AIM:
Read through the records below and copy each line that uses the word "kind".

DATA PROVIDED:

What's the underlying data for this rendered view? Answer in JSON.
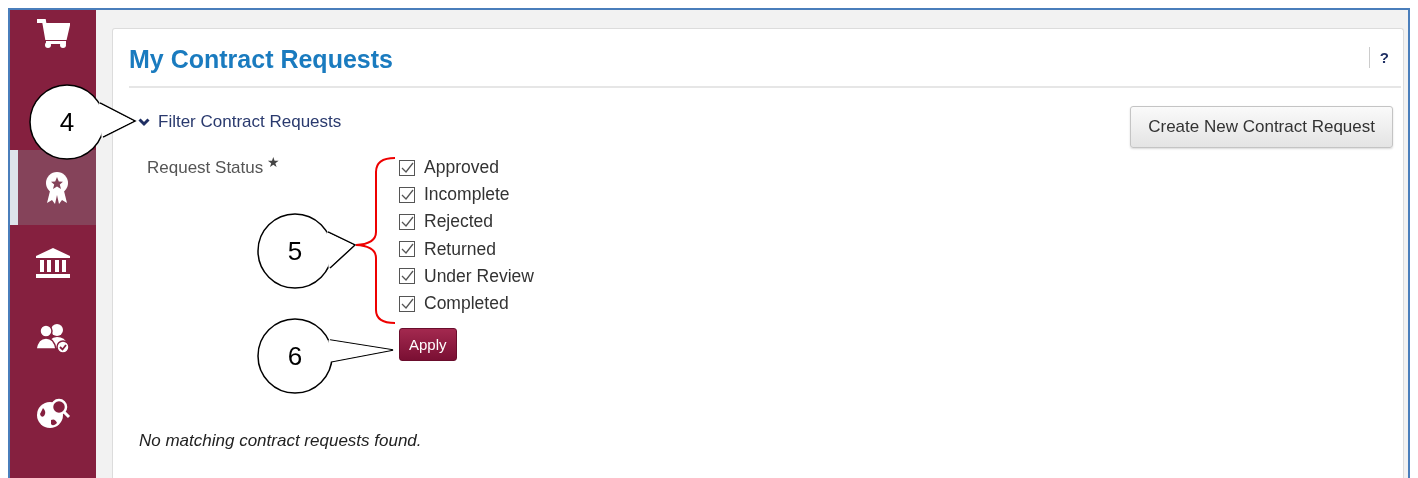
{
  "sidebar": {
    "items": [
      {
        "kind": "cart",
        "selected": false
      },
      {
        "kind": "award",
        "selected": true
      },
      {
        "kind": "bank",
        "selected": false
      },
      {
        "kind": "users",
        "selected": false
      },
      {
        "kind": "globe",
        "selected": false
      }
    ]
  },
  "panel": {
    "title": "My Contract Requests",
    "help": "?",
    "filter": {
      "label": "Filter Contract Requests",
      "expanded": true
    },
    "create_button": "Create New Contract Request",
    "status_label": "Request Status",
    "required_mark": "★",
    "statuses": [
      {
        "label": "Approved",
        "checked": true
      },
      {
        "label": "Incomplete",
        "checked": true
      },
      {
        "label": "Rejected",
        "checked": true
      },
      {
        "label": "Returned",
        "checked": true
      },
      {
        "label": "Under Review",
        "checked": true
      },
      {
        "label": "Completed",
        "checked": true
      }
    ],
    "apply_button": "Apply",
    "message": "No matching contract requests found."
  },
  "callouts": [
    {
      "label": "4"
    },
    {
      "label": "5"
    },
    {
      "label": "6"
    }
  ]
}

ANSWER IN FULL:
        "kind": "cart",
        "kind": "award",
        "kind": "bank",
        "kind": "users",
        "kind": "globe",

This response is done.